(Chart and figure data)
■ ■ ■ ■

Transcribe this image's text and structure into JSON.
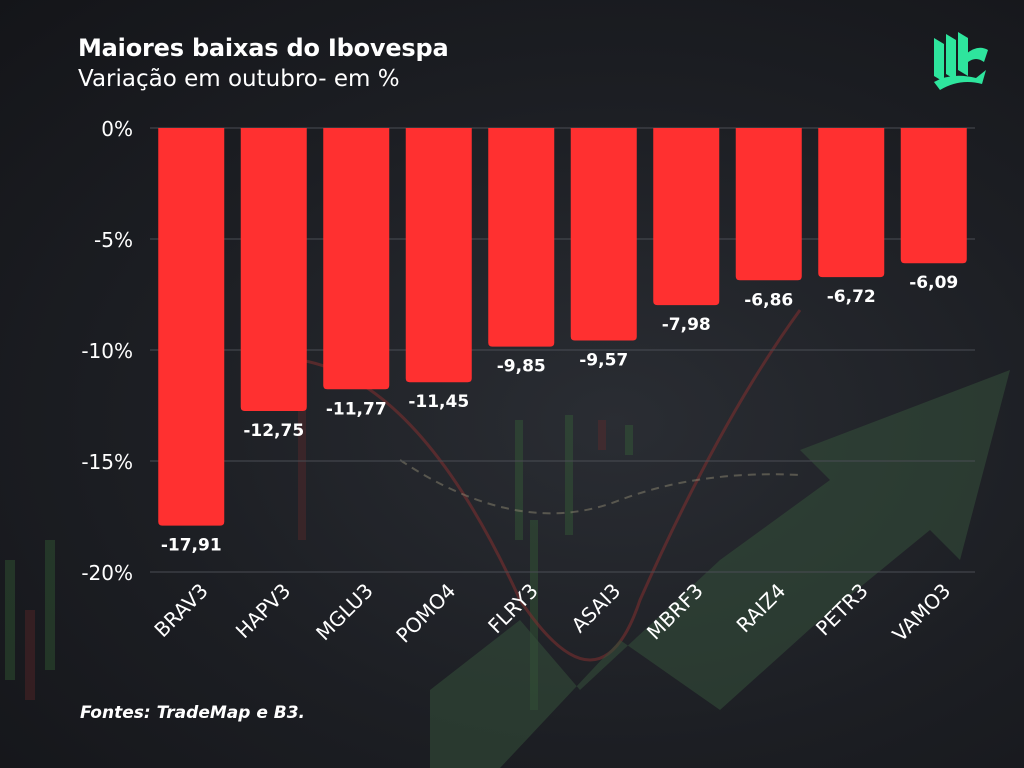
{
  "header": {
    "title": "Maiores baixas do Ibovespa",
    "subtitle": "Variação em outubro- em %"
  },
  "footer": {
    "source": "Fontes: TradeMap e B3."
  },
  "logo": {
    "icon": "book-leaves-logo-icon",
    "color": "#2ee59d"
  },
  "colors": {
    "bar": "#ff3030",
    "grid": "#4a4d54",
    "text": "#ffffff",
    "arrow": "#3c5a3c"
  },
  "chart_data": {
    "type": "bar",
    "title": "Maiores baixas do Ibovespa",
    "subtitle": "Variação em outubro- em %",
    "categories": [
      "BRAV3",
      "HAPV3",
      "MGLU3",
      "POMO4",
      "FLRY3",
      "ASAI3",
      "MBRF3",
      "RAIZ4",
      "PETR3",
      "VAMO3"
    ],
    "values": [
      -17.91,
      -12.75,
      -11.77,
      -11.45,
      -9.85,
      -9.57,
      -7.98,
      -6.86,
      -6.72,
      -6.09
    ],
    "value_labels": [
      "-17,91",
      "-12,75",
      "-11,77",
      "-11,45",
      "-9,85",
      "-9,57",
      "-7,98",
      "-6,86",
      "-6,72",
      "-6,09"
    ],
    "yticks": [
      0,
      -5,
      -10,
      -15,
      -20
    ],
    "ytick_labels": [
      "0%",
      "-5%",
      "-10%",
      "-15%",
      "-20%"
    ],
    "ylim": [
      -20,
      0
    ],
    "grid": true,
    "legend": "none"
  }
}
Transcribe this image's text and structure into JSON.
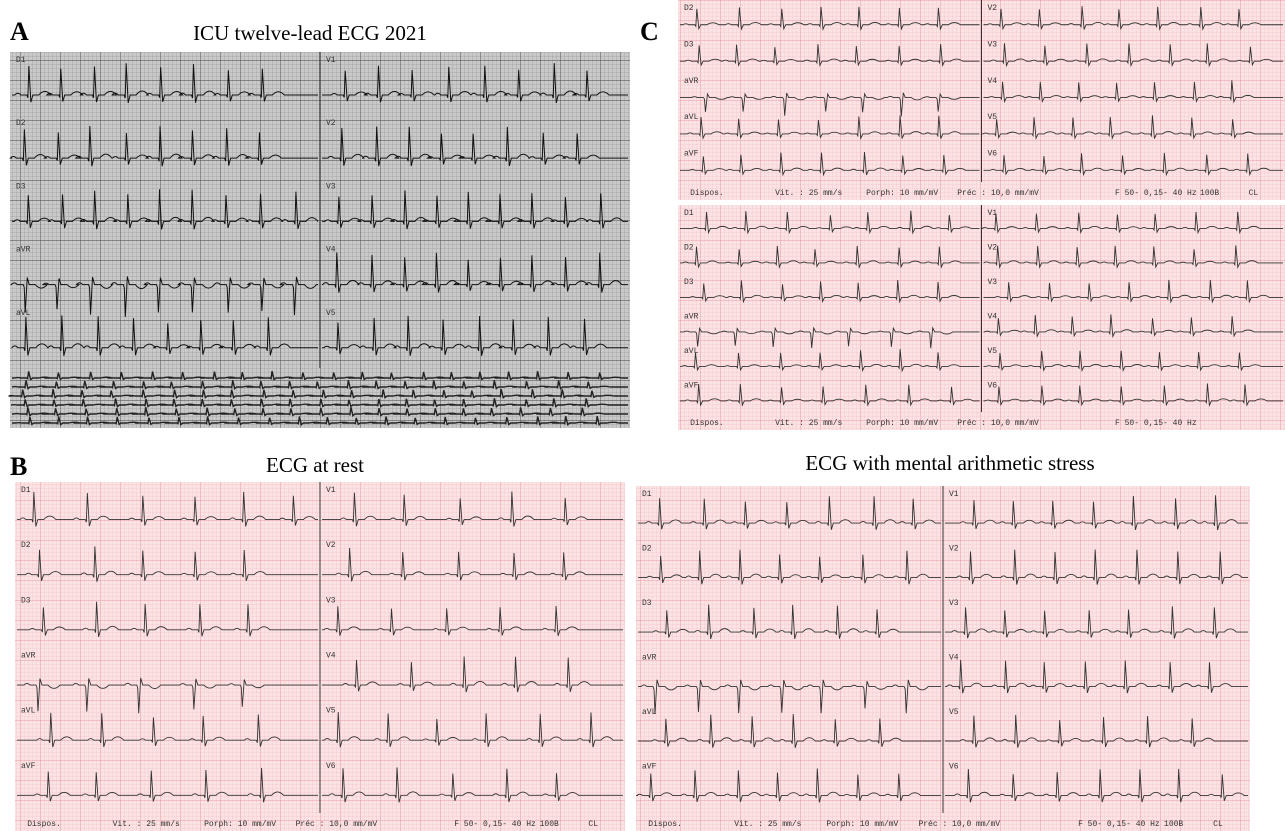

■ ■ ■ ■

Copy out every line with the word "Variação".

SOLUTION:
    "subtitle": "Variação em outubro- em %"
    "subtitle": "Variação em outubro- em %",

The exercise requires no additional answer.